[Start Data excerpts]

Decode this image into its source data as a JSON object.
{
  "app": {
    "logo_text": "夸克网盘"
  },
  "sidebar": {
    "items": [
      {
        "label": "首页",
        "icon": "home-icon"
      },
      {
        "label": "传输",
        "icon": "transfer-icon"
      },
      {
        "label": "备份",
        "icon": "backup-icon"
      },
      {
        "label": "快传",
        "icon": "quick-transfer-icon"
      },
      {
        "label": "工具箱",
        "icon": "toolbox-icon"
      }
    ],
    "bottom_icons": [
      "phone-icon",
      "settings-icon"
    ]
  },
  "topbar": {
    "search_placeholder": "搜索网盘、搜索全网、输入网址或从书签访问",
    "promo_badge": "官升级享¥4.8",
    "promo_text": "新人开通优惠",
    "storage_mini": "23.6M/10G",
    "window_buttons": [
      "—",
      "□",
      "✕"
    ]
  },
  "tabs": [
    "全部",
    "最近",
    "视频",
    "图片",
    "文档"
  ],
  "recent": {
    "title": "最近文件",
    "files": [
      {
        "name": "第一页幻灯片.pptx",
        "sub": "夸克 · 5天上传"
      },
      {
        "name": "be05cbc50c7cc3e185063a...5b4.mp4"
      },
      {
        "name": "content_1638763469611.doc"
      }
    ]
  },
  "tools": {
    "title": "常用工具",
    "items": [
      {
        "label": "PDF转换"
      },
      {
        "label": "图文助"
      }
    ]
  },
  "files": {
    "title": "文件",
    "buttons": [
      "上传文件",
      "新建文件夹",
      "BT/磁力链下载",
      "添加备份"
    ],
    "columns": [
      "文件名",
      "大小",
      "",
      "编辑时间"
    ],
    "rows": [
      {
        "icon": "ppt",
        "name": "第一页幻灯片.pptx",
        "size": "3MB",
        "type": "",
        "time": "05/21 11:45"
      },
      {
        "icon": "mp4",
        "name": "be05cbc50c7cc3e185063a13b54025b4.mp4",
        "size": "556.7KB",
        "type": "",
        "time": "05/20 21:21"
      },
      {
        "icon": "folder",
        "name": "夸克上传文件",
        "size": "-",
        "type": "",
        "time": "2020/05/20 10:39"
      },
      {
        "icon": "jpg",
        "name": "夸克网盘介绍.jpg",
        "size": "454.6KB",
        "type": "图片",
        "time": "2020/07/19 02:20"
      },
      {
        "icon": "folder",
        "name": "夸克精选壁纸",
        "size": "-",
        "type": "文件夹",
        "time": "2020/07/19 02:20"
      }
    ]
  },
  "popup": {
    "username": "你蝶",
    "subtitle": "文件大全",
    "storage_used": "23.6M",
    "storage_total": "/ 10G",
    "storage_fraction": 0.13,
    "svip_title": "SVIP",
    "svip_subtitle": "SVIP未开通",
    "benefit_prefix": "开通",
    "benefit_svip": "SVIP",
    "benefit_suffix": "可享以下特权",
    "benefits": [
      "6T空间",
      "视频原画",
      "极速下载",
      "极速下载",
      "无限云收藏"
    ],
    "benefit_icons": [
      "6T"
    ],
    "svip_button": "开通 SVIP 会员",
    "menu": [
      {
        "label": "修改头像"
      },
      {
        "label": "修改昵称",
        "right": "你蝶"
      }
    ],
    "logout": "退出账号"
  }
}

[End Data excerpts]
[Start Data excerpts]

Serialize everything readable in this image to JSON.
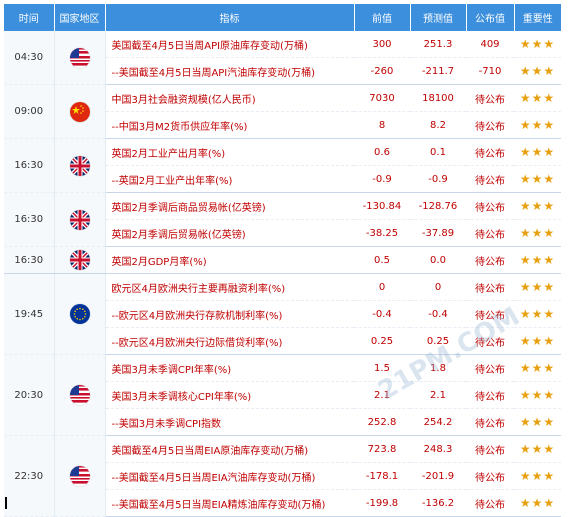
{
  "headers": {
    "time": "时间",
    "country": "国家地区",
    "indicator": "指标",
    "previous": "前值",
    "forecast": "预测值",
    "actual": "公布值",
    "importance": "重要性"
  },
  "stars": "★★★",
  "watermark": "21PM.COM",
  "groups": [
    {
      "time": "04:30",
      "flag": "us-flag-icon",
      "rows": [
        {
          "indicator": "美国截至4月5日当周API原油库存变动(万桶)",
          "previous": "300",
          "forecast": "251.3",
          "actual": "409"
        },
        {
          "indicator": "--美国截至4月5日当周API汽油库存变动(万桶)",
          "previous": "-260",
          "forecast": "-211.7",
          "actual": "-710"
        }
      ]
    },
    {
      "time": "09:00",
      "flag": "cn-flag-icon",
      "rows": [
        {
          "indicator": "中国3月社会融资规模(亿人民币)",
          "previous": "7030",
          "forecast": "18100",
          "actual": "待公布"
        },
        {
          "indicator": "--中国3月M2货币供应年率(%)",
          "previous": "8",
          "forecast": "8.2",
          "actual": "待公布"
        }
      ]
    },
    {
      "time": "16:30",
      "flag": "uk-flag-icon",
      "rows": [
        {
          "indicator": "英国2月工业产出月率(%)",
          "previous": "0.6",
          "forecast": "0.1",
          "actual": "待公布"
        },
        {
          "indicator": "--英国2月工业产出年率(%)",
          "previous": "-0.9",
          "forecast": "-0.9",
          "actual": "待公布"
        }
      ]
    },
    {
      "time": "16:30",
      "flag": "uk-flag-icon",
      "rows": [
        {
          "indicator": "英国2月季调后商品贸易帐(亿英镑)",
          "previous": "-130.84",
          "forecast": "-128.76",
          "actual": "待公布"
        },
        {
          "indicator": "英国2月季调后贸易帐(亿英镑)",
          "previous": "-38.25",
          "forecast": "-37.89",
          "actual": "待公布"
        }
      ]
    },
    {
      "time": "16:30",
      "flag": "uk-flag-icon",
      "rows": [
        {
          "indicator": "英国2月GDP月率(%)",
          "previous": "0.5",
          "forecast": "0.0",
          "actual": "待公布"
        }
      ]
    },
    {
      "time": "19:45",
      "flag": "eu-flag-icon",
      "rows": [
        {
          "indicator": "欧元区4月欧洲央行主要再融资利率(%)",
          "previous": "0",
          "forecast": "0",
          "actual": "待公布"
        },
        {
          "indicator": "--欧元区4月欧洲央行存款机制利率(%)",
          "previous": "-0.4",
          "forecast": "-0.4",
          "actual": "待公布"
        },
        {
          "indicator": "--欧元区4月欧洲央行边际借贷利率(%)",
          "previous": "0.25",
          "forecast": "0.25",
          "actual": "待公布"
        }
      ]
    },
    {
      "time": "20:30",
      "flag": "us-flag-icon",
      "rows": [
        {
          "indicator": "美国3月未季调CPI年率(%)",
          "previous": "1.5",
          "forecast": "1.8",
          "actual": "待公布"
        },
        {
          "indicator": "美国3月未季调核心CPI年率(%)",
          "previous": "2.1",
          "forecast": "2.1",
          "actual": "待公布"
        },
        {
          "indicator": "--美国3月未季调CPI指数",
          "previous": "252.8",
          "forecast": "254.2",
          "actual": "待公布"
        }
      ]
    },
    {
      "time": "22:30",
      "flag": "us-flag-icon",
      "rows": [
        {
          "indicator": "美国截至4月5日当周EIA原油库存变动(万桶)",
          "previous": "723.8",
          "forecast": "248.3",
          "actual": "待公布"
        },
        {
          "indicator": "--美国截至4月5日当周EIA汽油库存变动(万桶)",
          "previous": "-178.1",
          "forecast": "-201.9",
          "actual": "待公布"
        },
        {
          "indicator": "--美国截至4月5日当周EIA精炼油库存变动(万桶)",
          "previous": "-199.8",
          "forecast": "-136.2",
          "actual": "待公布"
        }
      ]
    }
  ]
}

[End Data excerpts]
[Start Data excerpts]

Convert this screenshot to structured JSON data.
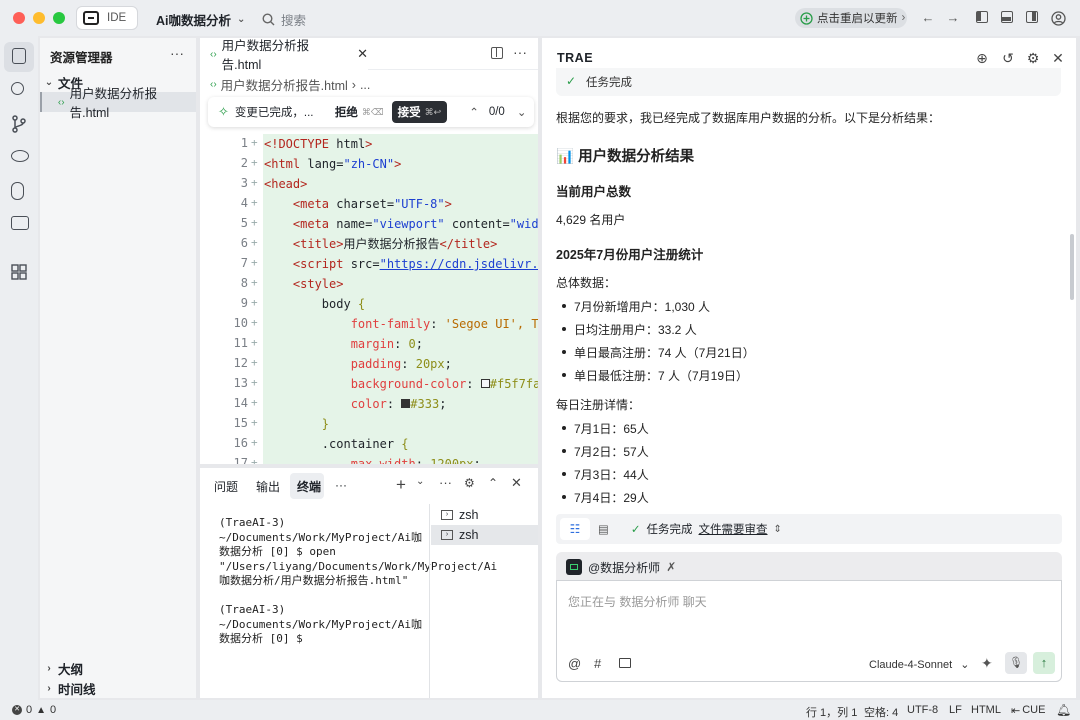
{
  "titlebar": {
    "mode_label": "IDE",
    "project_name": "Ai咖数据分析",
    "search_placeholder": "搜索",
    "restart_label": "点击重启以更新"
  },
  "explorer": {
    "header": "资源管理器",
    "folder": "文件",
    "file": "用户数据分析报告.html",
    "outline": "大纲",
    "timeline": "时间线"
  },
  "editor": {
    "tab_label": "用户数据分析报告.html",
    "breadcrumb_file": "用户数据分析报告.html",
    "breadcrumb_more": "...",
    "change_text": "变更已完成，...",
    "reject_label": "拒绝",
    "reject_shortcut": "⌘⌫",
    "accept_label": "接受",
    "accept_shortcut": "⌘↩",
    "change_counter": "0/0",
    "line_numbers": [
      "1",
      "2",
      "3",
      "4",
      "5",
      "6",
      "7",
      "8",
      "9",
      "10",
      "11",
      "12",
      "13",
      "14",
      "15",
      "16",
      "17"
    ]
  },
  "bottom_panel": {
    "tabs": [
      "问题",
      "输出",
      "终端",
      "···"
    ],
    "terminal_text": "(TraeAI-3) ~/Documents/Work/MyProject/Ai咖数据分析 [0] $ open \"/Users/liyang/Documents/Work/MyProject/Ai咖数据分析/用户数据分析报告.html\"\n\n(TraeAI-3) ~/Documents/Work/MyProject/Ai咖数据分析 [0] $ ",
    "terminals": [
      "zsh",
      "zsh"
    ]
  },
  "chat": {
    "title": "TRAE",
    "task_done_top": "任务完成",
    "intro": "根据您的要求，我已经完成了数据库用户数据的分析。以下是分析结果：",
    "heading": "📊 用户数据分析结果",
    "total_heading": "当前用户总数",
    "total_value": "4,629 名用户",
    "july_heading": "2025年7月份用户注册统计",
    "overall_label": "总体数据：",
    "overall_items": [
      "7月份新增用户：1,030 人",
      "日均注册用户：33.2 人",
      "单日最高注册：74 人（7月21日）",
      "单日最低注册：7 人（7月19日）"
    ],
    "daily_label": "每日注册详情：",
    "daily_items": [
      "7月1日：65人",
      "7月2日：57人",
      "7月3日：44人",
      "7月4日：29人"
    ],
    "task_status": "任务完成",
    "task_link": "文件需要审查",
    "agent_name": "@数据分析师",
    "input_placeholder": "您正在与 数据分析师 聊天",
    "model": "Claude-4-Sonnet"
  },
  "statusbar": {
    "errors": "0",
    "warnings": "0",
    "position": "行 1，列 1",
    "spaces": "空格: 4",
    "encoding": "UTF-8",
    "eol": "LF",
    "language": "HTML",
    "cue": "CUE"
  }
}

[End Data excerpts]

Challenge: Whichever lines contain the string "数据分析师", select and copy them.

Answer:
    "agent_name": "@数据分析师",
    "input_placeholder": "您正在与 数据分析师 聊天",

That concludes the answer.